• **Aim**: Skip the images and copy each record exactly as written.

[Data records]
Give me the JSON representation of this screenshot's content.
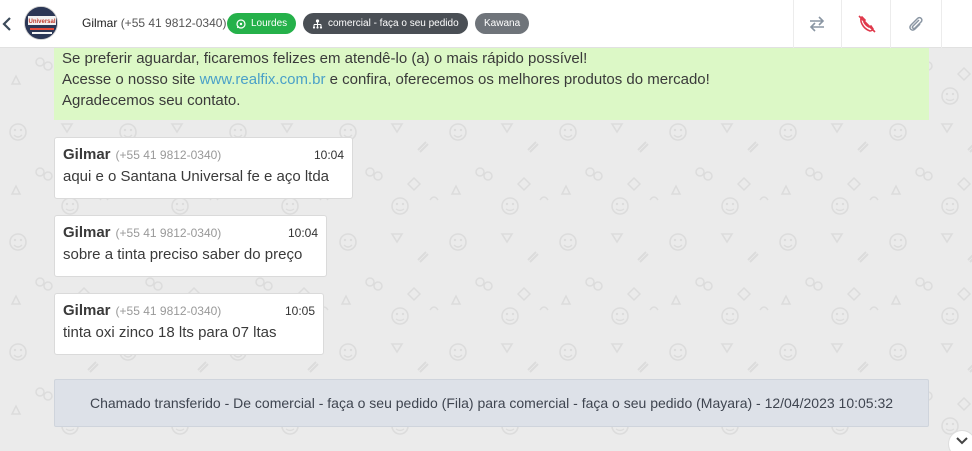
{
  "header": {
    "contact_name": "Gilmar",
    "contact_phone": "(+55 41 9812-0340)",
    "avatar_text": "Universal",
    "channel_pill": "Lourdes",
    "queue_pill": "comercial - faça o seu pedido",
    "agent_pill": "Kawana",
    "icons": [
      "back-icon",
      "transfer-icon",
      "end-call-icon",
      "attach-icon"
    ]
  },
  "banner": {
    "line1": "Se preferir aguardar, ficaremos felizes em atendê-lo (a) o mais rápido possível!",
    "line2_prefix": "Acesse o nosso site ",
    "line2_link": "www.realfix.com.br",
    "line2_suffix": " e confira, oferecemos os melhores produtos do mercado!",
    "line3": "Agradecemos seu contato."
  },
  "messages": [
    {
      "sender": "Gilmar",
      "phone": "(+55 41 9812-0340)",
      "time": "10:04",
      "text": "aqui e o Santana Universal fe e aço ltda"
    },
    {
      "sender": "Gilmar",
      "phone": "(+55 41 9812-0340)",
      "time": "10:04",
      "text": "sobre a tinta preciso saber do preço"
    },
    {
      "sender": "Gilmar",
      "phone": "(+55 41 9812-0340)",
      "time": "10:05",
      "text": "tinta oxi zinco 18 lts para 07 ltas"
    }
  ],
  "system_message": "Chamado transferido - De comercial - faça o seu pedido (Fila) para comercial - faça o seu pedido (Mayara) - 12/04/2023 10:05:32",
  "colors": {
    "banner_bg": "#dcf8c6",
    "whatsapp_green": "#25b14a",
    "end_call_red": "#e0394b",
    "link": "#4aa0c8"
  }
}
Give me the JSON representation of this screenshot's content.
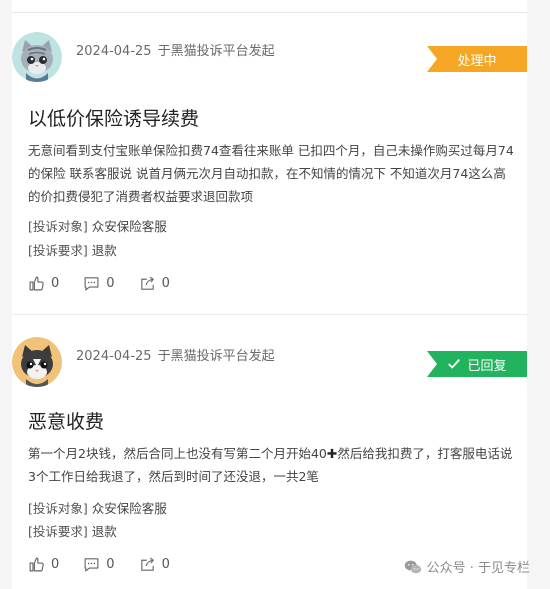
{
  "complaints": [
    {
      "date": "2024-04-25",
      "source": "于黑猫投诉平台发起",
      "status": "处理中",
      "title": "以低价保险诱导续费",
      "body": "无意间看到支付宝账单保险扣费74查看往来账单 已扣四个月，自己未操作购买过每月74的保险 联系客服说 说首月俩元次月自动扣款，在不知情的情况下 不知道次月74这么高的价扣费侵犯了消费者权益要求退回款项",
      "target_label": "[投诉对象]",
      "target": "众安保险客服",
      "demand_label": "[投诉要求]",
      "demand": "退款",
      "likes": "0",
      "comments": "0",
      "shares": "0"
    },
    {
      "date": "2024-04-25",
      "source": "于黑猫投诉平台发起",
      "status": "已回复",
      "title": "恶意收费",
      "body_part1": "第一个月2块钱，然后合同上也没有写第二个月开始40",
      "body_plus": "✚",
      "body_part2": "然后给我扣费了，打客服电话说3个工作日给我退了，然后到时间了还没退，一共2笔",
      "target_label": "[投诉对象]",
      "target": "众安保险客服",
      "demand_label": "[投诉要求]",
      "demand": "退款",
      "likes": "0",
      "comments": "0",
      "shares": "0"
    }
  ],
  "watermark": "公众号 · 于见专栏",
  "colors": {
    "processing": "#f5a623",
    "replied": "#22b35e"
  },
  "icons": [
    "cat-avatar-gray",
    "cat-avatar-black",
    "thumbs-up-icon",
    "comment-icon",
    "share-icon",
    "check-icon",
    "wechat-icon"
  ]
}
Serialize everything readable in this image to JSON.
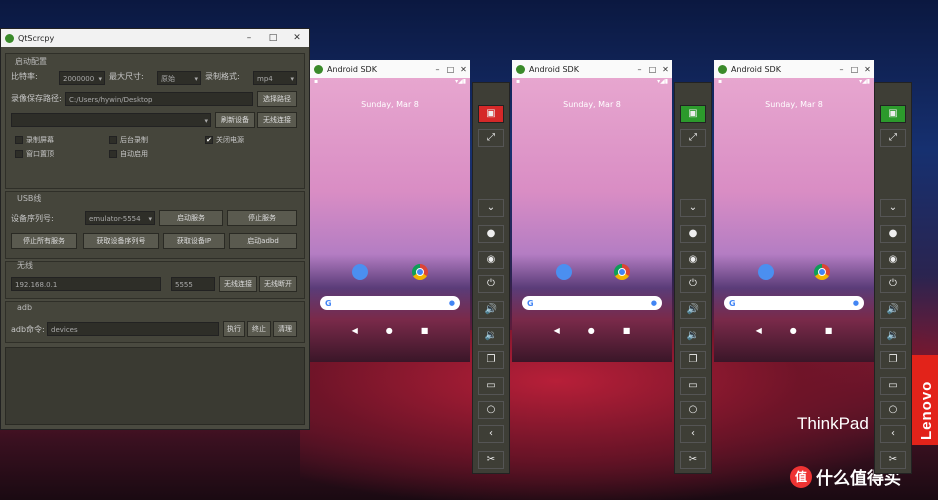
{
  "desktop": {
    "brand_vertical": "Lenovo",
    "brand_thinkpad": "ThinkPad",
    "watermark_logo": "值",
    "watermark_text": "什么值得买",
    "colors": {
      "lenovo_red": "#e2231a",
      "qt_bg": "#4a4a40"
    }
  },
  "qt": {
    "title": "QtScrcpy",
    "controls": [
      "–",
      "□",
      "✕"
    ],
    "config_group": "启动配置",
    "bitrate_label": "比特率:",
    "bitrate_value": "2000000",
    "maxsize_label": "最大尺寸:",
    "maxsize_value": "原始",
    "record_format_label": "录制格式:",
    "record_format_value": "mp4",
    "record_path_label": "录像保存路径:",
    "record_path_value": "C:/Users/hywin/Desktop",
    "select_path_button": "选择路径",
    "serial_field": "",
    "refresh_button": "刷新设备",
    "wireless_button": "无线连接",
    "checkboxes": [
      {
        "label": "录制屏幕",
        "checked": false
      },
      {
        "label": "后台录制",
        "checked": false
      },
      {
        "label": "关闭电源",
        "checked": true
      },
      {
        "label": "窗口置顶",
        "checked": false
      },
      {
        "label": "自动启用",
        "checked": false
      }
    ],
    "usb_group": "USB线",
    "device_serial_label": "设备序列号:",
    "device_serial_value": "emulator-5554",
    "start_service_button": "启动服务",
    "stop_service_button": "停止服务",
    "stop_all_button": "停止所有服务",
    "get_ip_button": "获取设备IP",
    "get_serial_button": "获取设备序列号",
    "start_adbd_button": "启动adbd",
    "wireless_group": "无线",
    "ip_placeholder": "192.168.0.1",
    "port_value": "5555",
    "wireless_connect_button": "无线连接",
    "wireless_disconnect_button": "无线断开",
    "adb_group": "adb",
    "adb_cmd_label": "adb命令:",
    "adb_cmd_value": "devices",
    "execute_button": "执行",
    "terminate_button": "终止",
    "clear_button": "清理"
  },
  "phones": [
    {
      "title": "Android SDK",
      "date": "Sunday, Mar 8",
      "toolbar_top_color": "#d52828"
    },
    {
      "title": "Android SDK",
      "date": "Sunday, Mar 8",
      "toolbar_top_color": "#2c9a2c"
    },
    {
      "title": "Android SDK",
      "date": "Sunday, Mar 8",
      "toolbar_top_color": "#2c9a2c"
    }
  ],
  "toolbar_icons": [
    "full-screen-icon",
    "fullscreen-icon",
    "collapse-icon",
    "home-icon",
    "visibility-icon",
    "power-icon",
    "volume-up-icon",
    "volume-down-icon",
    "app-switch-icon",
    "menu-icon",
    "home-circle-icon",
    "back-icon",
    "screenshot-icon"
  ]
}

• **Expected answer**:
Give me the JSON representation of this screenshot's content.
{
  "header": {
    "contact_name": "Gilmar",
    "contact_phone": "(+55 41 9812-0340)",
    "avatar_text": "Universal",
    "channel_pill": "Lourdes",
    "queue_pill": "comercial - faça o seu pedido",
    "agent_pill": "Kawana",
    "icons": [
      "back-icon",
      "transfer-icon",
      "end-call-icon",
      "attach-icon"
    ]
  },
  "banner": {
    "line1": "Se preferir aguardar, ficaremos felizes em atendê-lo (a) o mais rápido possível!",
    "line2_prefix": "Acesse o nosso site ",
    "line2_link": "www.realfix.com.br",
    "line2_suffix": " e confira, oferecemos os melhores produtos do mercado!",
    "line3": "Agradecemos seu contato."
  },
  "messages": [
    {
      "sender": "Gilmar",
      "phone": "(+55 41 9812-0340)",
      "time": "10:04",
      "text": "aqui e o Santana Universal fe e aço ltda"
    },
    {
      "sender": "Gilmar",
      "phone": "(+55 41 9812-0340)",
      "time": "10:04",
      "text": "sobre a tinta preciso saber do preço"
    },
    {
      "sender": "Gilmar",
      "phone": "(+55 41 9812-0340)",
      "time": "10:05",
      "text": "tinta oxi zinco 18 lts para 07 ltas"
    }
  ],
  "system_message": "Chamado transferido - De comercial - faça o seu pedido (Fila) para comercial - faça o seu pedido (Mayara) - 12/04/2023 10:05:32",
  "colors": {
    "banner_bg": "#dcf8c6",
    "whatsapp_green": "#25b14a",
    "end_call_red": "#e0394b",
    "link": "#4aa0c8"
  }
}
Give me the JSON representation of this screenshot's content.
{
  "complaints": [
    {
      "date": "2024-04-25",
      "source": "于黑猫投诉平台发起",
      "status": "处理中",
      "title": "以低价保险诱导续费",
      "body": "无意间看到支付宝账单保险扣费74查看往来账单 已扣四个月，自己未操作购买过每月74的保险 联系客服说 说首月俩元次月自动扣款，在不知情的情况下 不知道次月74这么高的价扣费侵犯了消费者权益要求退回款项",
      "target_label": "[投诉对象]",
      "target": "众安保险客服",
      "demand_label": "[投诉要求]",
      "demand": "退款",
      "likes": "0",
      "comments": "0",
      "shares": "0"
    },
    {
      "date": "2024-04-25",
      "source": "于黑猫投诉平台发起",
      "status": "已回复",
      "title": "恶意收费",
      "body_part1": "第一个月2块钱，然后合同上也没有写第二个月开始40",
      "body_plus": "✚",
      "body_part2": "然后给我扣费了，打客服电话说3个工作日给我退了，然后到时间了还没退，一共2笔",
      "target_label": "[投诉对象]",
      "target": "众安保险客服",
      "demand_label": "[投诉要求]",
      "demand": "退款",
      "likes": "0",
      "comments": "0",
      "shares": "0"
    }
  ],
  "watermark": "公众号 · 于见专栏",
  "colors": {
    "processing": "#f5a623",
    "replied": "#22b35e"
  },
  "icons": [
    "cat-avatar-gray",
    "cat-avatar-black",
    "thumbs-up-icon",
    "comment-icon",
    "share-icon",
    "check-icon",
    "wechat-icon"
  ]
}
Serialize everything readable in this image to JSON.
{
  "desktop": {
    "brand_vertical": "Lenovo",
    "brand_thinkpad": "ThinkPad",
    "watermark_logo": "值",
    "watermark_text": "什么值得买",
    "colors": {
      "lenovo_red": "#e2231a",
      "qt_bg": "#4a4a40"
    }
  },
  "qt": {
    "title": "QtScrcpy",
    "controls": [
      "–",
      "□",
      "✕"
    ],
    "config_group": "启动配置",
    "bitrate_label": "比特率:",
    "bitrate_value": "2000000",
    "maxsize_label": "最大尺寸:",
    "maxsize_value": "原始",
    "record_format_label": "录制格式:",
    "record_format_value": "mp4",
    "record_path_label": "录像保存路径:",
    "record_path_value": "C:/Users/hywin/Desktop",
    "select_path_button": "选择路径",
    "serial_field": "",
    "refresh_button": "刷新设备",
    "wireless_button": "无线连接",
    "checkboxes": [
      {
        "label": "录制屏幕",
        "checked": false
      },
      {
        "label": "后台录制",
        "checked": false
      },
      {
        "label": "关闭电源",
        "checked": true
      },
      {
        "label": "窗口置顶",
        "checked": false
      },
      {
        "label": "自动启用",
        "checked": false
      }
    ],
    "usb_group": "USB线",
    "device_serial_label": "设备序列号:",
    "device_serial_value": "emulator-5554",
    "start_service_button": "启动服务",
    "stop_service_button": "停止服务",
    "stop_all_button": "停止所有服务",
    "get_ip_button": "获取设备IP",
    "get_serial_button": "获取设备序列号",
    "start_adbd_button": "启动adbd",
    "wireless_group": "无线",
    "ip_placeholder": "192.168.0.1",
    "port_value": "5555",
    "wireless_connect_button": "无线连接",
    "wireless_disconnect_button": "无线断开",
    "adb_group": "adb",
    "adb_cmd_label": "adb命令:",
    "adb_cmd_value": "devices",
    "execute_button": "执行",
    "terminate_button": "终止",
    "clear_button": "清理"
  },
  "phones": [
    {
      "title": "Android SDK",
      "date": "Sunday, Mar 8",
      "toolbar_top_color": "#d52828"
    },
    {
      "title": "Android SDK",
      "date": "Sunday, Mar 8",
      "toolbar_top_color": "#2c9a2c"
    },
    {
      "title": "Android SDK",
      "date": "Sunday, Mar 8",
      "toolbar_top_color": "#2c9a2c"
    }
  ],
  "toolbar_icons": [
    "full-screen-icon",
    "fullscreen-icon",
    "collapse-icon",
    "home-icon",
    "visibility-icon",
    "power-icon",
    "volume-up-icon",
    "volume-down-icon",
    "app-switch-icon",
    "menu-icon",
    "home-circle-icon",
    "back-icon",
    "screenshot-icon"
  ]
}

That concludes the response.